# WRITTEN EXERCISE
Look over the lines below. Report each one that includes the string "this".

(Stored entries)
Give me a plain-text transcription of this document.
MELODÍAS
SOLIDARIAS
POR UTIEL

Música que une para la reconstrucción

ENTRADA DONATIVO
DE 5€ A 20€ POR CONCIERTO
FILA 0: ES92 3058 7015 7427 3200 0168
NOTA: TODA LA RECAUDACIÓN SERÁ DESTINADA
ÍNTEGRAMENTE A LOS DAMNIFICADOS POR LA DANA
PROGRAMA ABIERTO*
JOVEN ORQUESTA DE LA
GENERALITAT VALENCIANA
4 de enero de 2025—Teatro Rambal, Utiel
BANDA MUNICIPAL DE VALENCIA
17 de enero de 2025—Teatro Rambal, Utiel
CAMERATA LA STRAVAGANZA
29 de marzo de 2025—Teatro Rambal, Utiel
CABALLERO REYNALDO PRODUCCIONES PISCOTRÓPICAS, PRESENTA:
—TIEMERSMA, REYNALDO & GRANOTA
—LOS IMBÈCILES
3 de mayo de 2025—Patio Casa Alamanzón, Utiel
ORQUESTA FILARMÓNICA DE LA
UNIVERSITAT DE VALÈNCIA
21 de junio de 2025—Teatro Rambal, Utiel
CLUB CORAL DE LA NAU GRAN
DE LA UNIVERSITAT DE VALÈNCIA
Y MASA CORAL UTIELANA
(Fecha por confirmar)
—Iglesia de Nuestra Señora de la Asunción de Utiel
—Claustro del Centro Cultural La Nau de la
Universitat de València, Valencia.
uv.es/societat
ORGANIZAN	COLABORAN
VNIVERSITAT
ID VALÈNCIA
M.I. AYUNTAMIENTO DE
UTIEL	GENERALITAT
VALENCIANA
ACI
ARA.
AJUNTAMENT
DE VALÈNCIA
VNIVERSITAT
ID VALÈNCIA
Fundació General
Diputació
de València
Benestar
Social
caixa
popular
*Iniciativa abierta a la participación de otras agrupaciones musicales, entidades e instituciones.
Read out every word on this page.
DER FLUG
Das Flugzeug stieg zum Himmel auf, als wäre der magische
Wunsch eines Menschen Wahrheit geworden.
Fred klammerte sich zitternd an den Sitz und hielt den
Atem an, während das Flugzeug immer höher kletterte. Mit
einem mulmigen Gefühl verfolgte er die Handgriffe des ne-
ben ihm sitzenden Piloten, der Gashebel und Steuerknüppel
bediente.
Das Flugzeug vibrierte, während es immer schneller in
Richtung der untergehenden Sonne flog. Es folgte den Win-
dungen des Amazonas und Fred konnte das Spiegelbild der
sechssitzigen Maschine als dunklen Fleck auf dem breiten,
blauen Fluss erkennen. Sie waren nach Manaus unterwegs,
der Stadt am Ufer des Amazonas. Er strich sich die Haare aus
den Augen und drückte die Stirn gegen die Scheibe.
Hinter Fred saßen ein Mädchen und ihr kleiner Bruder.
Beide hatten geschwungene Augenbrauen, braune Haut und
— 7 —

# FINISHED EXERCISE
Give me a plain-text transcription of this document.
Read out every word on this page.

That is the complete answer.